### The problem
Output the entries word for word. Omit images.

* START *

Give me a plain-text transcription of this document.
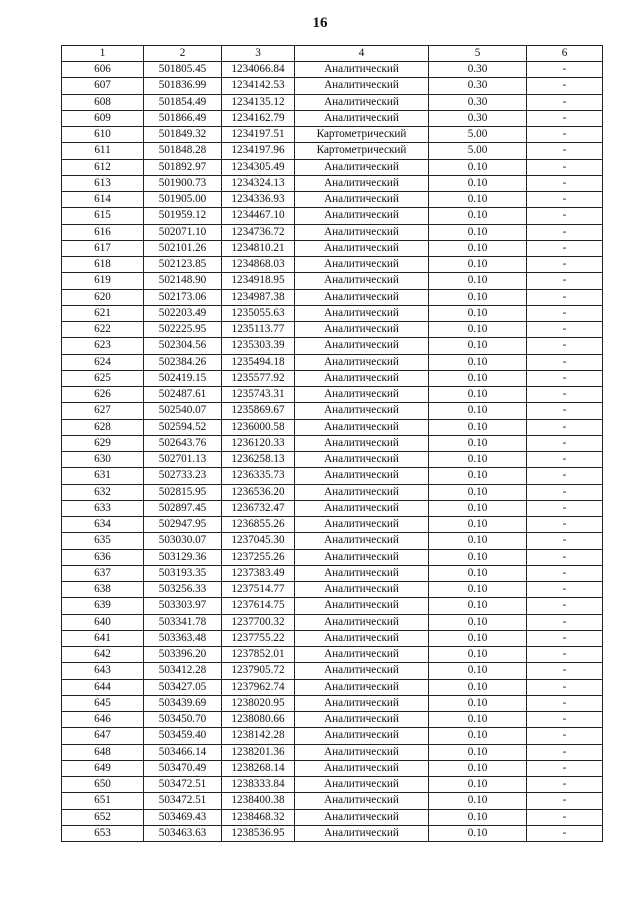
16
1	2	3	4	5	6
606	501805.45	1234066.84	Аналитический	0.30	-
607	501836.99	1234142.53	Аналитический	0.30	-
608	501854.49	1234135.12	Аналитический	0.30	-
609	501866.49	1234162.79	Аналитический	0.30	-
610	501849.32	1234197.51	Картометрический	5.00	-
611	501848.28	1234197.96	Картометрический	5.00	-
612	501892.97	1234305.49	Аналитический	0.10	-
613	501900.73	1234324.13	Аналитический	0.10	-
614	501905.00	1234336.93	Аналитический	0.10	-
615	501959.12	1234467.10	Аналитический	0.10	-
616	502071.10	1234736.72	Аналитический	0.10	-
617	502101.26	1234810.21	Аналитический	0.10	-
618	502123.85	1234868.03	Аналитический	0.10	-
619	502148.90	1234918.95	Аналитический	0.10	-
620	502173.06	1234987.38	Аналитический	0.10	-
621	502203.49	1235055.63	Аналитический	0.10	-
622	502225.95	1235113.77	Аналитический	0.10	-
623	502304.56	1235303.39	Аналитический	0.10	-
624	502384.26	1235494.18	Аналитический	0.10	-
625	502419.15	1235577.92	Аналитический	0.10	-
626	502487.61	1235743.31	Аналитический	0.10	-
627	502540.07	1235869.67	Аналитический	0.10	-
628	502594.52	1236000.58	Аналитический	0.10	-
629	502643.76	1236120.33	Аналитический	0.10	-
630	502701.13	1236258.13	Аналитический	0.10	-
631	502733.23	1236335.73	Аналитический	0.10	-
632	502815.95	1236536.20	Аналитический	0.10	-
633	502897.45	1236732.47	Аналитический	0.10	-
634	502947.95	1236855.26	Аналитический	0.10	-
635	503030.07	1237045.30	Аналитический	0.10	-
636	503129.36	1237255.26	Аналитический	0.10	-
637	503193.35	1237383.49	Аналитический	0.10	-
638	503256.33	1237514.77	Аналитический	0.10	-
639	503303.97	1237614.75	Аналитический	0.10	-
640	503341.78	1237700.32	Аналитический	0.10	-
641	503363.48	1237755.22	Аналитический	0.10	-
642	503396.20	1237852.01	Аналитический	0.10	-
643	503412.28	1237905.72	Аналитический	0.10	-
644	503427.05	1237962.74	Аналитический	0.10	-
645	503439.69	1238020.95	Аналитический	0.10	-
646	503450.70	1238080.66	Аналитический	0.10	-
647	503459.40	1238142.28	Аналитический	0.10	-
648	503466.14	1238201.36	Аналитический	0.10	-
649	503470.49	1238268.14	Аналитический	0.10	-
650	503472.51	1238333.84	Аналитический	0.10	-
651	503472.51	1238400.38	Аналитический	0.10	-
652	503469.43	1238468.32	Аналитический	0.10	-
653	503463.63	1238536.95	Аналитический	0.10	-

* END *

### Finished exercise
Give me a plain-text transcription of this document.
16
1	2	3	4	5	6
606	501805.45	1234066.84	Аналитический	0.30	-
607	501836.99	1234142.53	Аналитический	0.30	-
608	501854.49	1234135.12	Аналитический	0.30	-
609	501866.49	1234162.79	Аналитический	0.30	-
610	501849.32	1234197.51	Картометрический	5.00	-
611	501848.28	1234197.96	Картометрический	5.00	-
612	501892.97	1234305.49	Аналитический	0.10	-
613	501900.73	1234324.13	Аналитический	0.10	-
614	501905.00	1234336.93	Аналитический	0.10	-
615	501959.12	1234467.10	Аналитический	0.10	-
616	502071.10	1234736.72	Аналитический	0.10	-
617	502101.26	1234810.21	Аналитический	0.10	-
618	502123.85	1234868.03	Аналитический	0.10	-
619	502148.90	1234918.95	Аналитический	0.10	-
620	502173.06	1234987.38	Аналитический	0.10	-
621	502203.49	1235055.63	Аналитический	0.10	-
622	502225.95	1235113.77	Аналитический	0.10	-
623	502304.56	1235303.39	Аналитический	0.10	-
624	502384.26	1235494.18	Аналитический	0.10	-
625	502419.15	1235577.92	Аналитический	0.10	-
626	502487.61	1235743.31	Аналитический	0.10	-
627	502540.07	1235869.67	Аналитический	0.10	-
628	502594.52	1236000.58	Аналитический	0.10	-
629	502643.76	1236120.33	Аналитический	0.10	-
630	502701.13	1236258.13	Аналитический	0.10	-
631	502733.23	1236335.73	Аналитический	0.10	-
632	502815.95	1236536.20	Аналитический	0.10	-
633	502897.45	1236732.47	Аналитический	0.10	-
634	502947.95	1236855.26	Аналитический	0.10	-
635	503030.07	1237045.30	Аналитический	0.10	-
636	503129.36	1237255.26	Аналитический	0.10	-
637	503193.35	1237383.49	Аналитический	0.10	-
638	503256.33	1237514.77	Аналитический	0.10	-
639	503303.97	1237614.75	Аналитический	0.10	-
640	503341.78	1237700.32	Аналитический	0.10	-
641	503363.48	1237755.22	Аналитический	0.10	-
642	503396.20	1237852.01	Аналитический	0.10	-
643	503412.28	1237905.72	Аналитический	0.10	-
644	503427.05	1237962.74	Аналитический	0.10	-
645	503439.69	1238020.95	Аналитический	0.10	-
646	503450.70	1238080.66	Аналитический	0.10	-
647	503459.40	1238142.28	Аналитический	0.10	-
648	503466.14	1238201.36	Аналитический	0.10	-
649	503470.49	1238268.14	Аналитический	0.10	-
650	503472.51	1238333.84	Аналитический	0.10	-
651	503472.51	1238400.38	Аналитический	0.10	-
652	503469.43	1238468.32	Аналитический	0.10	-
653	503463.63	1238536.95	Аналитический	0.10	-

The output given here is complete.